(Rows from a dataset)
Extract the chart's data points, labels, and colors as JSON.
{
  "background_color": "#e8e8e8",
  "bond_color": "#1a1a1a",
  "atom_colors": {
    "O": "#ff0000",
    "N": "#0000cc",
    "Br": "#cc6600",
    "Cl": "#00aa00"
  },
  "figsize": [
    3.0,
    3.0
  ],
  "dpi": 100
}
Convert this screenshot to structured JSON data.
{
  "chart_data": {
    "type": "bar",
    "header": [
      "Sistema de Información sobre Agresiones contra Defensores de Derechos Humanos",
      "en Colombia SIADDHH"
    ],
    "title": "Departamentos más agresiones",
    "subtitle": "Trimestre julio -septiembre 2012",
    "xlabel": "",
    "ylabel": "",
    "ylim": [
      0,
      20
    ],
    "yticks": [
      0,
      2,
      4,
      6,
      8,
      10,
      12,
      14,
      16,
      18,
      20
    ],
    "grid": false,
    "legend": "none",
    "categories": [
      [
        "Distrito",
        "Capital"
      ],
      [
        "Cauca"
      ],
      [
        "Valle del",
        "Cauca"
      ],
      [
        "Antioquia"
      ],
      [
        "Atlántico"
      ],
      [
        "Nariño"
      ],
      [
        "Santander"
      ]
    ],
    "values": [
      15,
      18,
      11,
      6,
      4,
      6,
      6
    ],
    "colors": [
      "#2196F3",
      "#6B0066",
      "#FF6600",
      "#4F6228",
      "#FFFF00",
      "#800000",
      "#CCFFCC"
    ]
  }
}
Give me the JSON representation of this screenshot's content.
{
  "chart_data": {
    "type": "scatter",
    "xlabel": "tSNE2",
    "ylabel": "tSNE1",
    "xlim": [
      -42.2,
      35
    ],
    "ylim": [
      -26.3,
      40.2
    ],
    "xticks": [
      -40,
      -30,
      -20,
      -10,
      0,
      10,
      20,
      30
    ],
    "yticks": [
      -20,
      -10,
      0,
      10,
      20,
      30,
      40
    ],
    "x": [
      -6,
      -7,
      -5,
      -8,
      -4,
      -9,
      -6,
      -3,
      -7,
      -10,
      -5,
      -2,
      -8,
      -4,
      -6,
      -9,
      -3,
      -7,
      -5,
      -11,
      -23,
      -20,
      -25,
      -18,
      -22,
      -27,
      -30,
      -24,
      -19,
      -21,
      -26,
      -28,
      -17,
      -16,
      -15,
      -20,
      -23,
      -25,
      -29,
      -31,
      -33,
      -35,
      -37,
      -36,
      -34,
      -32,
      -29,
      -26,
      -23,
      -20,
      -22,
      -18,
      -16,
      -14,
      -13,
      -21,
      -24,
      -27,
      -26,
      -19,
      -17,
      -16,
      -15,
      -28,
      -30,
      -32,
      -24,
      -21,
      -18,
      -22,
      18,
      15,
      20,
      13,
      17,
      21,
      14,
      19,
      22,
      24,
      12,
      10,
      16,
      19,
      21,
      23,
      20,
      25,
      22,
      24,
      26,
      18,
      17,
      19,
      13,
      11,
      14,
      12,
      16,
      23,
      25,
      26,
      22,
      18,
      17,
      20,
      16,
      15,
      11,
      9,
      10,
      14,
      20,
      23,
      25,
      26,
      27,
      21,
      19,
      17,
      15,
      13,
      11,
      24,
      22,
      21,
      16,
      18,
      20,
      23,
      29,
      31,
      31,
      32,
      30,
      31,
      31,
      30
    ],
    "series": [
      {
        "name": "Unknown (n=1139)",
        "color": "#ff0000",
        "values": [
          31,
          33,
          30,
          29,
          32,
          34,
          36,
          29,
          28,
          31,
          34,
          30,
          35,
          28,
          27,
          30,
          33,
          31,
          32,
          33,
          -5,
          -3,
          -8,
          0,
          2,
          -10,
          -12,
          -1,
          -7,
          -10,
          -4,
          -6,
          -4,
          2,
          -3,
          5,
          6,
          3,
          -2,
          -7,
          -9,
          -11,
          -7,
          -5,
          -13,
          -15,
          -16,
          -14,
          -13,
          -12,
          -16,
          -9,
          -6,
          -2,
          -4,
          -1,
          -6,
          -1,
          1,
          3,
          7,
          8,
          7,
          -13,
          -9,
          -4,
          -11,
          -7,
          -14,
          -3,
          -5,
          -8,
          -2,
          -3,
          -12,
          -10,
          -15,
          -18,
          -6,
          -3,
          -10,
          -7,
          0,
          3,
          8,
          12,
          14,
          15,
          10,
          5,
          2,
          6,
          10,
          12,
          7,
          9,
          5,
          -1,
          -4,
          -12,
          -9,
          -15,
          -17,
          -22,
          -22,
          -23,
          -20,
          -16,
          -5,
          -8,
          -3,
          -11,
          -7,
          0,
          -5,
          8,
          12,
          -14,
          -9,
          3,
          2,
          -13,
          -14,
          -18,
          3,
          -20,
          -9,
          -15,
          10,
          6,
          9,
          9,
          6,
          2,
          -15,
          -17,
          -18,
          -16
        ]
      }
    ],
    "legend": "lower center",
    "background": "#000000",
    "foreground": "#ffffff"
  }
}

What to work on: Copy out each line of the records where the string "screenshot" appears.

The response:
Convert this screenshot to structured JSON data.
Give me the JSON representation of this screenshot's content.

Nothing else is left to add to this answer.